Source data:
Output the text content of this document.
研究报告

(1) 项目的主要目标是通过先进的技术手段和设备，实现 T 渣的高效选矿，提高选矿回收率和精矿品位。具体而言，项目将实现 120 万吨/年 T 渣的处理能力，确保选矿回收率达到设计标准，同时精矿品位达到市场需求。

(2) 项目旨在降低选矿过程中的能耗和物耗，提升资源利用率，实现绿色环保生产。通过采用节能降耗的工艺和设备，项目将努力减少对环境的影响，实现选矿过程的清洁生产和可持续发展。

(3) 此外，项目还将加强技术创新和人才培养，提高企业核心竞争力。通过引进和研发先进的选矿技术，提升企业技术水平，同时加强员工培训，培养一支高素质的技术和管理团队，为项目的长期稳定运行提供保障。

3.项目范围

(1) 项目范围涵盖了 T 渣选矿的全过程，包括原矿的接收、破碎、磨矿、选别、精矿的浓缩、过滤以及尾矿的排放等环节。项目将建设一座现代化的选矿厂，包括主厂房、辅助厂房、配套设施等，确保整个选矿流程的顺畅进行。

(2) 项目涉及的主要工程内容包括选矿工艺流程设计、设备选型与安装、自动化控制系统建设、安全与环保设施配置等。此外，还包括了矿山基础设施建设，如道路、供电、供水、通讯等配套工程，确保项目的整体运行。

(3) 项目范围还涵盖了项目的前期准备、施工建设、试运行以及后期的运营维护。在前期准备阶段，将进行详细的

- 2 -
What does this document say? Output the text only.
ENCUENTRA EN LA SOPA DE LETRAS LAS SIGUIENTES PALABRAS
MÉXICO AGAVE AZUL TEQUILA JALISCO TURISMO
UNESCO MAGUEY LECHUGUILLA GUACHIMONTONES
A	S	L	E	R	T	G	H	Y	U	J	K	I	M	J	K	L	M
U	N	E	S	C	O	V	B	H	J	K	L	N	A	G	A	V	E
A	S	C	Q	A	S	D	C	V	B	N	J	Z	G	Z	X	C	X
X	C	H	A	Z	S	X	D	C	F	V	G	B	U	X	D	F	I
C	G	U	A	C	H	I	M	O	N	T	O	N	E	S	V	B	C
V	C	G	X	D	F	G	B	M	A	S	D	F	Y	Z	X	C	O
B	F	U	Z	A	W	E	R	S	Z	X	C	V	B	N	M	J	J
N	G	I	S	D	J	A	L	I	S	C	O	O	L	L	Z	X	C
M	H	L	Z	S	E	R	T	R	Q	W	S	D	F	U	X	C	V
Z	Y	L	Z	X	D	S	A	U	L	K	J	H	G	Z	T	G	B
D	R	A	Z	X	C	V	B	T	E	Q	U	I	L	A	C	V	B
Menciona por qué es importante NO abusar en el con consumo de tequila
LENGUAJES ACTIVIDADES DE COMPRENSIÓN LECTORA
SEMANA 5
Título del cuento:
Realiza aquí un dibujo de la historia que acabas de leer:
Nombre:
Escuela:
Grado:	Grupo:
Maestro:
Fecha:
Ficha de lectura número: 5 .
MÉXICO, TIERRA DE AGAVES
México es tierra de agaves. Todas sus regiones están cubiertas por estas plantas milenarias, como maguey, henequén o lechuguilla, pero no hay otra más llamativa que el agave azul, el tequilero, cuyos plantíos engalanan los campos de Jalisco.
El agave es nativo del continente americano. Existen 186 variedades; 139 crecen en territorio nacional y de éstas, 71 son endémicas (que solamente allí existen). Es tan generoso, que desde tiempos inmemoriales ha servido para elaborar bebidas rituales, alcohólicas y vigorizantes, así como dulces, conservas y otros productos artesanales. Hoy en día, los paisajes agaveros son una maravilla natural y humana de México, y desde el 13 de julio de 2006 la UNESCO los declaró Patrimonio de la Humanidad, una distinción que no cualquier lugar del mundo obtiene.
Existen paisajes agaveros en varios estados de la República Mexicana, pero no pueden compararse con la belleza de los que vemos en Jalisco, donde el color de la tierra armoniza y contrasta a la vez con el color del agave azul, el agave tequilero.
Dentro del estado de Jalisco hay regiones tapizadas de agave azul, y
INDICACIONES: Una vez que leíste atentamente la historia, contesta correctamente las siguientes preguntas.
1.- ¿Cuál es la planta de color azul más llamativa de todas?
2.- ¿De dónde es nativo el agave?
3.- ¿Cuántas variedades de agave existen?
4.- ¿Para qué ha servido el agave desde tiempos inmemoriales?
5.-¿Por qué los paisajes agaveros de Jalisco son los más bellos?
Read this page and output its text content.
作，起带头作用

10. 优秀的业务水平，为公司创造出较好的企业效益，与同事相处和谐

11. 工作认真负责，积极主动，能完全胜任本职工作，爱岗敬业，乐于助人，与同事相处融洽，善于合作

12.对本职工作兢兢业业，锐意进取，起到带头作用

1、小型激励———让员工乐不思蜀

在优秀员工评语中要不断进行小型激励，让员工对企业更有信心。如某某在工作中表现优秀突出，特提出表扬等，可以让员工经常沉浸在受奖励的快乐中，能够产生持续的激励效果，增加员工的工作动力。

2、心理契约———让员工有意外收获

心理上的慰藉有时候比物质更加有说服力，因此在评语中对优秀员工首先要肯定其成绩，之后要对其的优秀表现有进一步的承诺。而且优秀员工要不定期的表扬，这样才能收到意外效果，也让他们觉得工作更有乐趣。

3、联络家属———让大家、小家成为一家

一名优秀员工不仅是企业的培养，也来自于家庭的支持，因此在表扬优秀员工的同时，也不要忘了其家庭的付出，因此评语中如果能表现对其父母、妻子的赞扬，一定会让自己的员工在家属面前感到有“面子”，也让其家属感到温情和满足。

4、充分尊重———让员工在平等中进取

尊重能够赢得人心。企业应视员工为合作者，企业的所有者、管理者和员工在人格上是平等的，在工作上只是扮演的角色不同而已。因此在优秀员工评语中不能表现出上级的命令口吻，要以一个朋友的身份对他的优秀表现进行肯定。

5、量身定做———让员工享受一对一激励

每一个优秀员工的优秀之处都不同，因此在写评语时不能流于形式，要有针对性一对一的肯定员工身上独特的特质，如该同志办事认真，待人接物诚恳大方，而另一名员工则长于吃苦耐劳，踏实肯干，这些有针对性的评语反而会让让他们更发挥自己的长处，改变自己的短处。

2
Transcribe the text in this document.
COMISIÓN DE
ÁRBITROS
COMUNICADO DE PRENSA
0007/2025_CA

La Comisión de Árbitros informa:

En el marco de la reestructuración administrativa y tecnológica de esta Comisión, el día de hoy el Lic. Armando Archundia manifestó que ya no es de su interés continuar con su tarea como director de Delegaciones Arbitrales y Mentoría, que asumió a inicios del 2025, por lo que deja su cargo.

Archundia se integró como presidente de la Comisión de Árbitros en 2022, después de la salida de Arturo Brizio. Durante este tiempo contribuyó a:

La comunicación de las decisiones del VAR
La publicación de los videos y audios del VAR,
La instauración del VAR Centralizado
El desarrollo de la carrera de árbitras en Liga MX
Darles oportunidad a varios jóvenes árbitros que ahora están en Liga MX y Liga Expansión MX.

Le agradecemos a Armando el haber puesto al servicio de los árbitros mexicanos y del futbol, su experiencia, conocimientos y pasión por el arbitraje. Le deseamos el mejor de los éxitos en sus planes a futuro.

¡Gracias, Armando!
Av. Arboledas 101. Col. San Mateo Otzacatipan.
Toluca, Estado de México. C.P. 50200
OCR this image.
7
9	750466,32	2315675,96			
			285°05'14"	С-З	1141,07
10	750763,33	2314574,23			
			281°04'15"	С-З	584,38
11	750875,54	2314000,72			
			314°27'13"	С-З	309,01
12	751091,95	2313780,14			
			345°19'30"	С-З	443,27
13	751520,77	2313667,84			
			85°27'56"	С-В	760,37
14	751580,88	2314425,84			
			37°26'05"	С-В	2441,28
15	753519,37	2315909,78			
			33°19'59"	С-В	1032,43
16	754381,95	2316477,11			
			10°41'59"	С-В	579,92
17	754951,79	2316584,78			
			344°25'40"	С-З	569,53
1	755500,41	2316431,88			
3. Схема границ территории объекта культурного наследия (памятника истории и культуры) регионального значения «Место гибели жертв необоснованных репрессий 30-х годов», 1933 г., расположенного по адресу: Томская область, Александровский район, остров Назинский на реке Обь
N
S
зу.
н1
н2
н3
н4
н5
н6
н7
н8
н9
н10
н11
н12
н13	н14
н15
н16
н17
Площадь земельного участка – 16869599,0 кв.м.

# STATED EXERCISE
Search the listing above for the string "regiones". Copy every line that contains it.

# WORKED SOLUTION
México es tierra de agaves. Todas sus regiones están cubiertas por estas plantas milenarias, como maguey, henequén o lechuguilla, pero no hay otra más llamativa que el agave azul, el tequilero, cuyos plantíos engalanan los campos de Jalisco.
Dentro del estado de Jalisco hay regiones tapizadas de agave azul, y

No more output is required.